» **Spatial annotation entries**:
────────────────────

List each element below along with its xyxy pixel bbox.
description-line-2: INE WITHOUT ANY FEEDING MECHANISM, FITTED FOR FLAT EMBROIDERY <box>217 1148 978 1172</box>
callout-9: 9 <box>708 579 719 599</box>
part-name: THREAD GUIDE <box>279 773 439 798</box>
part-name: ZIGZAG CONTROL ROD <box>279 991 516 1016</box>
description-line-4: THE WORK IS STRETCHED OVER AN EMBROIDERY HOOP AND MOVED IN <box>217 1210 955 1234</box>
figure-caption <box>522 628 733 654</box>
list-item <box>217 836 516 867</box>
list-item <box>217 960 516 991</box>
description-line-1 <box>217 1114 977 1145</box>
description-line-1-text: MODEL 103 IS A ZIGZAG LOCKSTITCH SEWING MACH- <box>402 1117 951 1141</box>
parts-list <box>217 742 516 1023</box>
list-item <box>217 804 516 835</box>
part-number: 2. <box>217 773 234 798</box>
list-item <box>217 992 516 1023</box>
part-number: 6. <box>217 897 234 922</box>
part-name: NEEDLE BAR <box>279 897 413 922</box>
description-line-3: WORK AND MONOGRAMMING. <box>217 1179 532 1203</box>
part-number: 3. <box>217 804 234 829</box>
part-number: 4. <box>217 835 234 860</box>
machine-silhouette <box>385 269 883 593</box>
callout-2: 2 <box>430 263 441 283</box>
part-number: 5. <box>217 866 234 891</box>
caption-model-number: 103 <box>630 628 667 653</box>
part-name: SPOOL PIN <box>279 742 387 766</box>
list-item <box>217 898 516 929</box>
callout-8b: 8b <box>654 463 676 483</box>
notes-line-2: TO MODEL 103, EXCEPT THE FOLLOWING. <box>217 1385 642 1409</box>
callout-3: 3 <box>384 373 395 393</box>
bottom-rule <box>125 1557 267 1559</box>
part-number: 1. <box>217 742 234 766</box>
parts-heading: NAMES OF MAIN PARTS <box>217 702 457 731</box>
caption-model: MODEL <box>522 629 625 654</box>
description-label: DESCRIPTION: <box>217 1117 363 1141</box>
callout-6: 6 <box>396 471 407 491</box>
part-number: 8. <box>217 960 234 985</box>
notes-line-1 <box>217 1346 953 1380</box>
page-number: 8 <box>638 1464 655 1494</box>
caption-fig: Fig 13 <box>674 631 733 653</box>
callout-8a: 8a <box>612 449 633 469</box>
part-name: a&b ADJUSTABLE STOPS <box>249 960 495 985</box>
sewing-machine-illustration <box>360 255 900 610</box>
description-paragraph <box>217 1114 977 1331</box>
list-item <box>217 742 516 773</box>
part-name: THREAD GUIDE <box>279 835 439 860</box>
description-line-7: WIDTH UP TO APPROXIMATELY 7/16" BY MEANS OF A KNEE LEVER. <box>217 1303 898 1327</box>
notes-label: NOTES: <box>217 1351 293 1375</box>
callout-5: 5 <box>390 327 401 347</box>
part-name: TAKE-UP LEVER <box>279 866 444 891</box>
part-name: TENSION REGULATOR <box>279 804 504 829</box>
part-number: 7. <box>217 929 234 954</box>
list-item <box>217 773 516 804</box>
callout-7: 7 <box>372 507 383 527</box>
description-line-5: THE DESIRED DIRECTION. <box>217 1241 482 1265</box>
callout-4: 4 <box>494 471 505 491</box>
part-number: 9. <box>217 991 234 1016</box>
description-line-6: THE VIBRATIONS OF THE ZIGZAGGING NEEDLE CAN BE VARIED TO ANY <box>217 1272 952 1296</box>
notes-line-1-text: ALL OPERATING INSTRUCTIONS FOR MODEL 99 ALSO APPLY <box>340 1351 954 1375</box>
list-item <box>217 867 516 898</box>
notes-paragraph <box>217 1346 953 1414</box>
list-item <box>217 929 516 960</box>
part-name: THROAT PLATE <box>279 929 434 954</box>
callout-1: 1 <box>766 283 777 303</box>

────────────────────

» **Exercise requirements**: Copy out the material above with each "THREAD GUIDE" swapped for "YARN GUIDE", leaving every other part untouched.

» **Output of the task**:
List each element below along with its xyxy pixel bbox.
description-line-2: INE WITHOUT ANY FEEDING MECHANISM, FITTED FOR FLAT EMBROIDERY <box>217 1148 978 1172</box>
callout-9: 9 <box>708 579 719 599</box>
part-name: YARN GUIDE <box>279 773 439 798</box>
part-name: ZIGZAG CONTROL ROD <box>279 991 516 1016</box>
description-line-4: THE WORK IS STRETCHED OVER AN EMBROIDERY HOOP AND MOVED IN <box>217 1210 955 1234</box>
figure-caption <box>522 628 733 654</box>
list-item <box>217 836 516 867</box>
list-item <box>217 960 516 991</box>
description-line-1 <box>217 1114 977 1145</box>
description-line-1-text: MODEL 103 IS A ZIGZAG LOCKSTITCH SEWING MACH- <box>402 1117 951 1141</box>
parts-list <box>217 742 516 1023</box>
list-item <box>217 804 516 835</box>
part-number: 2. <box>217 773 234 798</box>
list-item <box>217 992 516 1023</box>
part-number: 6. <box>217 897 234 922</box>
part-name: NEEDLE BAR <box>279 897 413 922</box>
description-line-3: WORK AND MONOGRAMMING. <box>217 1179 532 1203</box>
part-number: 3. <box>217 804 234 829</box>
part-number: 4. <box>217 835 234 860</box>
machine-silhouette <box>385 269 883 593</box>
callout-2: 2 <box>430 263 441 283</box>
part-number: 5. <box>217 866 234 891</box>
caption-model-number: 103 <box>630 628 667 653</box>
part-name: SPOOL PIN <box>279 742 387 766</box>
list-item <box>217 898 516 929</box>
callout-8b: 8b <box>654 463 676 483</box>
notes-line-2: TO MODEL 103, EXCEPT THE FOLLOWING. <box>217 1385 642 1409</box>
callout-3: 3 <box>384 373 395 393</box>
bottom-rule <box>125 1557 267 1559</box>
part-number: 1. <box>217 742 234 766</box>
parts-heading: NAMES OF MAIN PARTS <box>217 702 457 731</box>
caption-model: MODEL <box>522 629 625 654</box>
description-label: DESCRIPTION: <box>217 1117 363 1141</box>
callout-6: 6 <box>396 471 407 491</box>
part-number: 8. <box>217 960 234 985</box>
notes-line-1 <box>217 1346 953 1380</box>
page-number: 8 <box>638 1464 655 1494</box>
caption-fig: Fig 13 <box>674 631 733 653</box>
callout-8a: 8a <box>612 449 633 469</box>
part-name: a&b ADJUSTABLE STOPS <box>249 960 495 985</box>
sewing-machine-illustration <box>360 255 900 610</box>
description-paragraph <box>217 1114 977 1331</box>
list-item <box>217 742 516 773</box>
part-name: YARN GUIDE <box>279 835 439 860</box>
description-line-7: WIDTH UP TO APPROXIMATELY 7/16" BY MEANS OF A KNEE LEVER. <box>217 1303 898 1327</box>
notes-label: NOTES: <box>217 1351 293 1375</box>
callout-5: 5 <box>390 327 401 347</box>
part-name: TAKE-UP LEVER <box>279 866 444 891</box>
part-name: TENSION REGULATOR <box>279 804 504 829</box>
part-number: 7. <box>217 929 234 954</box>
list-item <box>217 773 516 804</box>
callout-7: 7 <box>372 507 383 527</box>
description-line-5: THE DESIRED DIRECTION. <box>217 1241 482 1265</box>
callout-4: 4 <box>494 471 505 491</box>
part-number: 9. <box>217 991 234 1016</box>
description-line-6: THE VIBRATIONS OF THE ZIGZAGGING NEEDLE CAN BE VARIED TO ANY <box>217 1272 952 1296</box>
notes-line-1-text: ALL OPERATING INSTRUCTIONS FOR MODEL 99 ALSO APPLY <box>340 1351 954 1375</box>
list-item <box>217 867 516 898</box>
notes-paragraph <box>217 1346 953 1414</box>
list-item <box>217 929 516 960</box>
part-name: THROAT PLATE <box>279 929 434 954</box>
callout-1: 1 <box>766 283 777 303</box>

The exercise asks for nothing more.